(Document)
################

DIVISION OF ADMINISTRATIVE HEARINGS


DIVISION OF HOTELS AND )

RESTAURANTS, DEPARTMENT OF )

BUSINESS REGULATION, )

)

Petitioner, )

)

vs. ) CASE NO. 79-1625

) H & R No. 23-1935H-3778 GLYN G. DEAN and GRADY WILSON )

t/a ELEGANTE APARTMENTS, )

)

Respondents. )

)


RECOMMENDED ORDER


A hearing was held in the above captioned matter, after due notice, on October 17, 1979, at Miami, Florida, before Thomas C. Oldham, Hearing Officer.


APPEARANCES


For Petitioner: Dan Brown, Esquire

Staff Attorney

Department of Business Regulation 725 South Bronough Street Tallahassee, Florida 32301


For Respondents: Glyn G. Dean

1040 Northeast 78th Road Miami, Florida 33138


ISSUE


Whether Respondent's license under Chapter 509, Florida Statutes, should be suspended or revoked, or a civil penalty imposed for alleged violation of Section 83.49(2) and (3) , Florida Statutes, as set forth in Notice to Show Cause.


Respondent Glyn G. Dean appeared at the hearing unaccompanied by legal counsel and he was thereafter advised of his rights as a respondent in an administrative proceeding. He indicated that he understood such rights and desired to represent himself at the hearing.


FINDINGS OF FACT


  1. Respondent Glyn G. Dean owns and operates the Elegante Apartments, a five-unit apartment building located at 1040 NE 78th Road, Miami, Florida. Respondent holds a license issued by Petitioner to operate a public lodging establishment pursuant to the provisions of Chapter 509, Florida Statutes. (Testimony of Dean, Teller)

  2. On January 28, 1978, Respondent rented Apartment 2 to George Tulloch and his wife on a weekly basis. Thereafter on April 1, 1978, Respondent and Tulloch entered into a lease of the apartment for a period of one year at a rental of $275 per month, including $25 a month as a "damage deposit." The lease provided that the lessee would pay for the cost of repairing all damage to the apartment caused by himself or his family and the cost of removing foreign substances from toilets and sinks. At no time did Respondent inform the lessee as to the manner in which he would hold the payments representing security deposits. Payments in the amount of $275 were made by Tulloch each month from April through October 1978. Thereafter, Tulloch paid as follows:


    November 30, 1978 -

    $250.00

    December 8, 1978 -

    80.00

    December 24, 1978 -

    50.00

    January 23, 1979 -

    170.00

    February 19, 1979 -

    75.00

    March 10, 1979 -

    100.00


    (Testimony of B. Tulloch, Respondent, Respondent's Exhibits 1-2, Petitioner's Exhibit 1)


  3. In October 1978, there was a ceiling leak in the apartment which caused a bedroom and kitchen to sustain water damage. A section of the kitchen ceiling also fell and struck Mr. Tulloch who later instituted a claim against Respondent under the latter's insurance policy. (Testimony of Tulloch, Dean, supplemented by Respondent's Exhibit 4)


  4. The lessee vacated the apartment at the expiration of the lease on March 31, 1979. At that time, he did not provide Respondent with a forwarding address and it was not until late May that Respondent learned of the same. He thereafter sent a certified letter of his intention to make claim against the security deposit which was received by the lessee on May 28, 1979. He sent a further letter of June 22, 1979, which listed various costs for cleaning and damage to the apartment and reflected that after application of a total of $175 representing deposit payments made during the course of the year, Respondent was due $153 from Tulloch. After termination of the lease, she tenant paid Respondent $650 representing back rent due under the lease. Mrs. Tulloch denied at the hearing that she and her husband had caused any damage to the apartment. (Testimony of Dean, B. Tulloch, Petitioner's Exhibits 3-4, Respondent's Exhibit 3)

################

(Data rows)
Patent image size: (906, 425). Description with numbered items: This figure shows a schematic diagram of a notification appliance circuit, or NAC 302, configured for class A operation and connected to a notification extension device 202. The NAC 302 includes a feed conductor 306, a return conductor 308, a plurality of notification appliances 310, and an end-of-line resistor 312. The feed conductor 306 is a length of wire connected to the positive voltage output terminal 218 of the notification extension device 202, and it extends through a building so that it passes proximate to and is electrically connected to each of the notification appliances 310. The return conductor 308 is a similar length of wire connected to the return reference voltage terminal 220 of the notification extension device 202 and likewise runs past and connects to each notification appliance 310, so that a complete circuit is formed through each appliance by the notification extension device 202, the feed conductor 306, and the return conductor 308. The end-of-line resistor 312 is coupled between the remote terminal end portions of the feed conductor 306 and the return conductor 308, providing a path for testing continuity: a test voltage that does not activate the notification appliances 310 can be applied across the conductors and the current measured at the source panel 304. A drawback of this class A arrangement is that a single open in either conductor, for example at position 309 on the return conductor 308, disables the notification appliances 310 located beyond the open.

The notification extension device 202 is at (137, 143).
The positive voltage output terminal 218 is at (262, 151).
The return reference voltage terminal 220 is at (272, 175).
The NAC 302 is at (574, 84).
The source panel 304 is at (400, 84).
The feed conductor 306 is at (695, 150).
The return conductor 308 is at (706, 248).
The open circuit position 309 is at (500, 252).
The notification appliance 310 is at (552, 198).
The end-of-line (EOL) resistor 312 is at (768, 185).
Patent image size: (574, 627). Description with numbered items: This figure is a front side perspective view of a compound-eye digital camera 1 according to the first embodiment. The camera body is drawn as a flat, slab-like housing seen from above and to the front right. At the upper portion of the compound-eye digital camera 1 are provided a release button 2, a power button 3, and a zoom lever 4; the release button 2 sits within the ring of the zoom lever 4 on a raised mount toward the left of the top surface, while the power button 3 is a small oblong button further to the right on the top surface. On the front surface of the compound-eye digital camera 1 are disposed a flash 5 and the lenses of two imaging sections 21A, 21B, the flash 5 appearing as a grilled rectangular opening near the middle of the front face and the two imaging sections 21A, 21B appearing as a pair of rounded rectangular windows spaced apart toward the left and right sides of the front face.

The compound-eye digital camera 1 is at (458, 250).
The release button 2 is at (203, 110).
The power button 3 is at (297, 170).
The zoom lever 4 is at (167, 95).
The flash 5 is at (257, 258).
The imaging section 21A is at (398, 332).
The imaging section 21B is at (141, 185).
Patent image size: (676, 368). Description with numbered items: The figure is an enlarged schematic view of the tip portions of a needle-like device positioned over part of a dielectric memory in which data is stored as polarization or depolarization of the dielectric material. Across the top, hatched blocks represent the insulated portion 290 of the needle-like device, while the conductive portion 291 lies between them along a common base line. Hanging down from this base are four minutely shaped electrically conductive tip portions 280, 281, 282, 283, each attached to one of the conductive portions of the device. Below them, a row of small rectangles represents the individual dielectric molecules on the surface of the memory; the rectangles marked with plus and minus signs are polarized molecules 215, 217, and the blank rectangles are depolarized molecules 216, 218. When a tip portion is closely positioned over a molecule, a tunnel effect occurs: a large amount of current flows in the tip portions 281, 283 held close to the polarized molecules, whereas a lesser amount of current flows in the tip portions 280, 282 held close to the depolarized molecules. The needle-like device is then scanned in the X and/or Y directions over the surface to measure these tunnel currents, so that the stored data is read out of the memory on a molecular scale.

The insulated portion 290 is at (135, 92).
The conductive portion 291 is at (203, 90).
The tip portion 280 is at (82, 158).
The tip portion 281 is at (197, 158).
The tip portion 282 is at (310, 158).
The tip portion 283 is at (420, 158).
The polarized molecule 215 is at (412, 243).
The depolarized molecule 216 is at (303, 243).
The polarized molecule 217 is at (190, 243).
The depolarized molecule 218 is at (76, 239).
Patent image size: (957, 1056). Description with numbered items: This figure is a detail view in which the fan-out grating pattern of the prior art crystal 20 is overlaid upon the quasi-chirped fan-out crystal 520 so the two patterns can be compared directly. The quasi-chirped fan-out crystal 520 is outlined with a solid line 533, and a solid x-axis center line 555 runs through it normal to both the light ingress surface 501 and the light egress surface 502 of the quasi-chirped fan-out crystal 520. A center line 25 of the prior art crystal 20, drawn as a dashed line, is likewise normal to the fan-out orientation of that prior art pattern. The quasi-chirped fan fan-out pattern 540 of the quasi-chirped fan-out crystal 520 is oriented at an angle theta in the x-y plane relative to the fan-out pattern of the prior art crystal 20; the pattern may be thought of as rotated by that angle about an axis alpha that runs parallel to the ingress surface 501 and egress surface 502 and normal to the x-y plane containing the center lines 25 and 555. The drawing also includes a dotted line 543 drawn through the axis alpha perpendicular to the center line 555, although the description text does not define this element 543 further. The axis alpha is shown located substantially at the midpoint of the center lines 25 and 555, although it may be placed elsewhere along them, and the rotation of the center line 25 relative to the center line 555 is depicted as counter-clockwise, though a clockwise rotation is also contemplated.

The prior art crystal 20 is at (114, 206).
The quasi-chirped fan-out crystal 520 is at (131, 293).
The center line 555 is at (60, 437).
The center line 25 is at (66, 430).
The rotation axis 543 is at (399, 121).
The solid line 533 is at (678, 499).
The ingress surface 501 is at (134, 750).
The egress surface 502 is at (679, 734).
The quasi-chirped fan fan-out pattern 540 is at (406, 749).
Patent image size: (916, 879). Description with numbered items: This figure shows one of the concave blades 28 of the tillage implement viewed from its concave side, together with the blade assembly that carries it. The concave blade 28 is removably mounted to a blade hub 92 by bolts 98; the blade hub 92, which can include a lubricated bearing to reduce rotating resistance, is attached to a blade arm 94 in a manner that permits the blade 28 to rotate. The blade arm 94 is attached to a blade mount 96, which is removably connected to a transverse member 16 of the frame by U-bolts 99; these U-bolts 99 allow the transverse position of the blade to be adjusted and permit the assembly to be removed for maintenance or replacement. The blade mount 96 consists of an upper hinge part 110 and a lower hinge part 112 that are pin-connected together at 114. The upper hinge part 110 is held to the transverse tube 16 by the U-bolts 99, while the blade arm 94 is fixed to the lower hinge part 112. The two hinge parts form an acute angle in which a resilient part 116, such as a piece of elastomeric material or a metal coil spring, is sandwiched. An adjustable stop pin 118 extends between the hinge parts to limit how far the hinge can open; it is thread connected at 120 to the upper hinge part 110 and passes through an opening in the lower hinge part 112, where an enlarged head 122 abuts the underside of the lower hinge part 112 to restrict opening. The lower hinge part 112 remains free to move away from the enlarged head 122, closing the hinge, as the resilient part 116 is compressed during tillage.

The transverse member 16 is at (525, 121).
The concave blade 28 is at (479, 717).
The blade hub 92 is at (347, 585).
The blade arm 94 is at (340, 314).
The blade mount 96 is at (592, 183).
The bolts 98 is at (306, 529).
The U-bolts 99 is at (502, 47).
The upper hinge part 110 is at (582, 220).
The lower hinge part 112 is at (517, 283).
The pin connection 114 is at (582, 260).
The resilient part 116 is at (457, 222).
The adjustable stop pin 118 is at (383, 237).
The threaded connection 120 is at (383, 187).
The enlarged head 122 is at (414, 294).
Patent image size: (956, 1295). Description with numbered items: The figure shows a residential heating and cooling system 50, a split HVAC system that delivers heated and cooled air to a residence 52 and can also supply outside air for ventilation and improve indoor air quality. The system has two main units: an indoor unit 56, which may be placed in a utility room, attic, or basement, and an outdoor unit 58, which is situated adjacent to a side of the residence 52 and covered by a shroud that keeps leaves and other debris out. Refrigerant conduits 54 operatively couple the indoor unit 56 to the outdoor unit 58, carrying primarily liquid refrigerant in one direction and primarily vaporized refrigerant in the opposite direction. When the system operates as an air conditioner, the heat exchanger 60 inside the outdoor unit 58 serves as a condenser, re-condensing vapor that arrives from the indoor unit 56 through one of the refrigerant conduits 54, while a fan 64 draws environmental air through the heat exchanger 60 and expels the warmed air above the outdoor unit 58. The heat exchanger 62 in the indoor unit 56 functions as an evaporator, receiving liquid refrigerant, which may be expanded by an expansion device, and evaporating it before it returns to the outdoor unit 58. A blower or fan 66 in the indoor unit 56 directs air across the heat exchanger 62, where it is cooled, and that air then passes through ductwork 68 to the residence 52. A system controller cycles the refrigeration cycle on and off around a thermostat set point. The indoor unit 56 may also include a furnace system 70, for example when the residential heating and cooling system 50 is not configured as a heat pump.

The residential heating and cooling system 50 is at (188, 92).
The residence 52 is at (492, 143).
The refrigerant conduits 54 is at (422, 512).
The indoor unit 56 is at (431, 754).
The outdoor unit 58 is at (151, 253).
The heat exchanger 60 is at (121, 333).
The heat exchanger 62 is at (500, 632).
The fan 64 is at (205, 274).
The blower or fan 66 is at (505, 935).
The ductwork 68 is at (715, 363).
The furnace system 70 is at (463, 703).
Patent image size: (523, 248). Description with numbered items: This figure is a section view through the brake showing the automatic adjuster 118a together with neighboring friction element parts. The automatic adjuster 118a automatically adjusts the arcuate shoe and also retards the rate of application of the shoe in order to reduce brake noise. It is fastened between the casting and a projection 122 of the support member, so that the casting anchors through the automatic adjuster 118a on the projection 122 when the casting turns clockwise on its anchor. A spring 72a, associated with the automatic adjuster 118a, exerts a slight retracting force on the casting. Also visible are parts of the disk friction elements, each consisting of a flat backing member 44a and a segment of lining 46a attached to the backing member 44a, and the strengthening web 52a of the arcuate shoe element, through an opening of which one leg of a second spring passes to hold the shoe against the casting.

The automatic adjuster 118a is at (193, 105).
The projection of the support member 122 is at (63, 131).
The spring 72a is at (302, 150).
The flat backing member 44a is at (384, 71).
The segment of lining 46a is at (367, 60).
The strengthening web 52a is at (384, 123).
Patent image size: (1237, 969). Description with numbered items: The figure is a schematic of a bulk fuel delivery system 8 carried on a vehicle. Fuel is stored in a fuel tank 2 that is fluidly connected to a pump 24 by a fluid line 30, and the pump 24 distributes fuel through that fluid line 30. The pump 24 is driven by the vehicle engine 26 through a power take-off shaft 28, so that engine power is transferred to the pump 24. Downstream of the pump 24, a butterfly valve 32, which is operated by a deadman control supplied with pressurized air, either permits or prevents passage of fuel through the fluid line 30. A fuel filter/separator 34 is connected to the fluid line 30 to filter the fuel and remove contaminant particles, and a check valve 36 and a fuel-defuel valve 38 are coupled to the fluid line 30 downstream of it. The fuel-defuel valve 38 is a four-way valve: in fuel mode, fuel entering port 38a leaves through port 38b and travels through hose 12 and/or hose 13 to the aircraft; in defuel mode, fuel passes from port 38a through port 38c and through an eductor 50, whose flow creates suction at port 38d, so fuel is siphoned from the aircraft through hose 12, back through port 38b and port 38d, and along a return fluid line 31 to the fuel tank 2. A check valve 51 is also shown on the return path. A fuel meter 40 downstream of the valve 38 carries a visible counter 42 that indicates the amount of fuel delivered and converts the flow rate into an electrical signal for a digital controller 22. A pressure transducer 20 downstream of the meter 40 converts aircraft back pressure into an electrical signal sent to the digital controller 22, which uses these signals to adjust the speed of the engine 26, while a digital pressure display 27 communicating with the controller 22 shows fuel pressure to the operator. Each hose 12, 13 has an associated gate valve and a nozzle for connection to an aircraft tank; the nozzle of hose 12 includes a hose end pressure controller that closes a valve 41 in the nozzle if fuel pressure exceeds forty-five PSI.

################

(Challenges)
- A) In the recommended order, why did the certified letter about a claim against the security deposit go out only in late May 1979? Answer in one to three sentences.
- B) Pick up the recommended order on the Elegante Apartments case from the point after its final sentence.

(Outputs by task)
- A) When the lessee vacated the apartment on March 31, 1979, he did not give Respondent a forwarding address. Respondent learned the address only in late May and then sent the certified letter, which the lessee received on May 28, 1979.

- B)
    CONCLUSIONS OF LAW


  5. Petitioner seeks to take disciplinary action against Respondent's public lodging establishment license for alleged violations of Section 83.49(2) and (3), Florida Statutes, which concerns the handling of security deposits by landlords. Section 83.49(7) provides that anyone licensed under the provisions of Section 509.241 as a public lodging establishment who fails to comply with such deposit requirements shall be subject to disciplinary action by Petitioner with regard to his license.


  6. Petitioner claims that Respondent violated Section 83.49 as follows:


    1. Pursuant to Florida Statute 83.49(3), Franklin Tulloch failed to get refund of his security of $225 and failed to receive a certified letter within fifteen days of ter-

      mination of his rental agreement making claim against this deposit.


    2. 83.49(2) Tenant failed to receive a written notice telling where and how security deposit of $225 is being held and is due interest on this deposit for one year.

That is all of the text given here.